[Begin Stored data]
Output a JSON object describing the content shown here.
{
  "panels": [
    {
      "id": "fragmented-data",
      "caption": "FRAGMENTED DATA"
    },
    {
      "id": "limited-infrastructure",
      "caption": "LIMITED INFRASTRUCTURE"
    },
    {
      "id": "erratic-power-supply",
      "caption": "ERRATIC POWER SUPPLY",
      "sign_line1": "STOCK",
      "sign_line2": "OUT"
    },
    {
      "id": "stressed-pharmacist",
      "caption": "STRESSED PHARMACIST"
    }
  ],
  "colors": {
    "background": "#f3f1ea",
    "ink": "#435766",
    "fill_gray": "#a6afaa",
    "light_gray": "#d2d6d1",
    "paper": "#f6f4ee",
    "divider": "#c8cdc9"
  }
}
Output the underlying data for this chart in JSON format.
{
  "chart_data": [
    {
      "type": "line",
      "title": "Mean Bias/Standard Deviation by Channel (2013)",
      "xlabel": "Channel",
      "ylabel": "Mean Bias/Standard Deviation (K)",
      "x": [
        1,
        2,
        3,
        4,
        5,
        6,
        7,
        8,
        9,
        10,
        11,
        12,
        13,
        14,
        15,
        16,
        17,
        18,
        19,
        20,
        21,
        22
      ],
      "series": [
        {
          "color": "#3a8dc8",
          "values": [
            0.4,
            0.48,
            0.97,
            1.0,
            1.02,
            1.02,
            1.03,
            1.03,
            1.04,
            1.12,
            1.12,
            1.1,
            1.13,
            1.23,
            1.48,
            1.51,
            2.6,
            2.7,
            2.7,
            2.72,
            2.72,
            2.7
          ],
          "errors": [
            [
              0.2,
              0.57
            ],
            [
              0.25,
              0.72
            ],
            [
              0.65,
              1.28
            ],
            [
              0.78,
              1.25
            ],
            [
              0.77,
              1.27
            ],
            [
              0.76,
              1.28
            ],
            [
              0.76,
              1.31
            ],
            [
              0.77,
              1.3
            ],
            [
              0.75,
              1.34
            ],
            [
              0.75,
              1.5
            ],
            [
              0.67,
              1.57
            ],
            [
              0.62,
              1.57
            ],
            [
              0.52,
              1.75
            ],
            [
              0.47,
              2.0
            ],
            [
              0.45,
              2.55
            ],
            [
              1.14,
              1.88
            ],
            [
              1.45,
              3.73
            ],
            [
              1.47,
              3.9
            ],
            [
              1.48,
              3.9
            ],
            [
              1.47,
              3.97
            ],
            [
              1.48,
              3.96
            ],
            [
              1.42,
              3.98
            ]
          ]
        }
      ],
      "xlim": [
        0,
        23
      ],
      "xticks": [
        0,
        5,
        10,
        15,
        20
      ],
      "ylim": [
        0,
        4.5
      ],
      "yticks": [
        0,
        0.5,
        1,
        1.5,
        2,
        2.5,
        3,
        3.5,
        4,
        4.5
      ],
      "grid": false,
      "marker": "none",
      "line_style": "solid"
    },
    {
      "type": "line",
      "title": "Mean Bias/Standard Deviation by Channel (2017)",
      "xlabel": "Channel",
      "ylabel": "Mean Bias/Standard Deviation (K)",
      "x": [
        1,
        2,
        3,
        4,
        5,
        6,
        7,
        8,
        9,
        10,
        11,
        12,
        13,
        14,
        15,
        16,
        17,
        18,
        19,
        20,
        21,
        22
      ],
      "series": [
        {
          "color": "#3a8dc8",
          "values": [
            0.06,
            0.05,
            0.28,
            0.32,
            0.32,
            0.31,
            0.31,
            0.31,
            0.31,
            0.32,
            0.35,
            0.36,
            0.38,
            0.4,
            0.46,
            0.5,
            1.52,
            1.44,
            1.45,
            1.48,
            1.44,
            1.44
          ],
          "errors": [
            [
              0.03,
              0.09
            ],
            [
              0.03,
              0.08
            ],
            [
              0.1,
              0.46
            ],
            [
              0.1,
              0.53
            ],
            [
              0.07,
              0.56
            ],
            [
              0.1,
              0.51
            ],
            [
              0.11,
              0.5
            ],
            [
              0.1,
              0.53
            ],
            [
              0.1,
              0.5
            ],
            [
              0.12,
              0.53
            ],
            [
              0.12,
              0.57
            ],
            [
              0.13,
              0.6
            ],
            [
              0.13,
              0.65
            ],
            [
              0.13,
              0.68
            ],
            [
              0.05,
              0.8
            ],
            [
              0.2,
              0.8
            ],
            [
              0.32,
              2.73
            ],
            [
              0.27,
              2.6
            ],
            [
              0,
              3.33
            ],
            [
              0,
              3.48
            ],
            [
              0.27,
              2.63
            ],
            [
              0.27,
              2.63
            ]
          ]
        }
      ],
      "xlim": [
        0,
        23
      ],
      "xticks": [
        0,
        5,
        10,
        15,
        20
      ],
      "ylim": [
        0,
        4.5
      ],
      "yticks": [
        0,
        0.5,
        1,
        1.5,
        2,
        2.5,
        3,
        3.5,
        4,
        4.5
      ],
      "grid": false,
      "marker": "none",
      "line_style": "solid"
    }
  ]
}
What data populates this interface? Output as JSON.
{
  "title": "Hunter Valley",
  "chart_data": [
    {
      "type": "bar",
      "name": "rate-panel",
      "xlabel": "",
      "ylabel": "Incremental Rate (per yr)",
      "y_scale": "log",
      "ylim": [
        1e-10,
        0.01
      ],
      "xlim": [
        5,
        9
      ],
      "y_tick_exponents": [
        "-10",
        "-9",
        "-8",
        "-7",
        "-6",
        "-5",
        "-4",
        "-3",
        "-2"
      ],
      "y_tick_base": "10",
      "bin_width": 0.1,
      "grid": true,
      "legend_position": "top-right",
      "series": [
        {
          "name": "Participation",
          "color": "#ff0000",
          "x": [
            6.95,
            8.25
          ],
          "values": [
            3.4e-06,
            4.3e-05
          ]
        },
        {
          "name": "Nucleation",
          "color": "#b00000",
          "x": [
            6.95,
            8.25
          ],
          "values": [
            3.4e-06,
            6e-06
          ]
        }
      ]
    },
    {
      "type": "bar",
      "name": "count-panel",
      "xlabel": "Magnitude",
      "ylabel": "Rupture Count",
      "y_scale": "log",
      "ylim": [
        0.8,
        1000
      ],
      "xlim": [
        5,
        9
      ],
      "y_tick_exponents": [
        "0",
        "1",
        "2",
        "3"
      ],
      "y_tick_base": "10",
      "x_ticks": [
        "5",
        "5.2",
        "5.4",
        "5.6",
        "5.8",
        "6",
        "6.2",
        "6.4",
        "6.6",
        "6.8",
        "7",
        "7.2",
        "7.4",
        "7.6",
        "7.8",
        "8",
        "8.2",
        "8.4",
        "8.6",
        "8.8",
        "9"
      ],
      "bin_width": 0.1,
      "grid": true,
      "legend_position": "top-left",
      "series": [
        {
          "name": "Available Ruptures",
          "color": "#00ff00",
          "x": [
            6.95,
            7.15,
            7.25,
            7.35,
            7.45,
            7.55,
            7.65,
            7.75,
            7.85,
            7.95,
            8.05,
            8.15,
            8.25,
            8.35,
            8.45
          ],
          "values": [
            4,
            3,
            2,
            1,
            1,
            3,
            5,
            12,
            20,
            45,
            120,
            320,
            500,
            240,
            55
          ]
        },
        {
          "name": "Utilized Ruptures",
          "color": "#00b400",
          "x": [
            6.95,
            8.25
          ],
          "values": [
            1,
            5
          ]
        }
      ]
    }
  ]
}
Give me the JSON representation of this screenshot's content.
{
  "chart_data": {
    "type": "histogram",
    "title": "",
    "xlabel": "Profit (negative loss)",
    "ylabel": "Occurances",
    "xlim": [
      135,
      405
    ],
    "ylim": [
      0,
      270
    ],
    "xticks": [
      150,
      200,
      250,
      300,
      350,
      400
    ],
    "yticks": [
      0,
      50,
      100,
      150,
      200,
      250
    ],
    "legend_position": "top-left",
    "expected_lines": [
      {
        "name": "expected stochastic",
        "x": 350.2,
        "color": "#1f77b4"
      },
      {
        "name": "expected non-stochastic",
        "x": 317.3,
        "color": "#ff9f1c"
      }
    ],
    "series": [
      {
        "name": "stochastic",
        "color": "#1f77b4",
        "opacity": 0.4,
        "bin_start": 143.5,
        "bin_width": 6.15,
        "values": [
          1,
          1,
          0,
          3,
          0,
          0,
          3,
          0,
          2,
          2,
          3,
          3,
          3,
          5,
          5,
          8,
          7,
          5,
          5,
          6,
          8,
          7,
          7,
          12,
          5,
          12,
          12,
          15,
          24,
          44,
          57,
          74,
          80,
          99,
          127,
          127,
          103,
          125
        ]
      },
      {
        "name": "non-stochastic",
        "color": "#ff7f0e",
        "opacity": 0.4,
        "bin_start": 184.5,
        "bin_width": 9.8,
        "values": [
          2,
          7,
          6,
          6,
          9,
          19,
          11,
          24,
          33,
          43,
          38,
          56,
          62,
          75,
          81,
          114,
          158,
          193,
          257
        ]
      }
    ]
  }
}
[End Stored data]
• Exercise task: Copy each line of the listing that contains the string "title".

• Response:
      "title": "Mean Bias/Standard Deviation by Channel (2013)",
      "title": "Mean Bias/Standard Deviation by Channel (2017)",
  "title": "Hunter Valley",
    "title": "",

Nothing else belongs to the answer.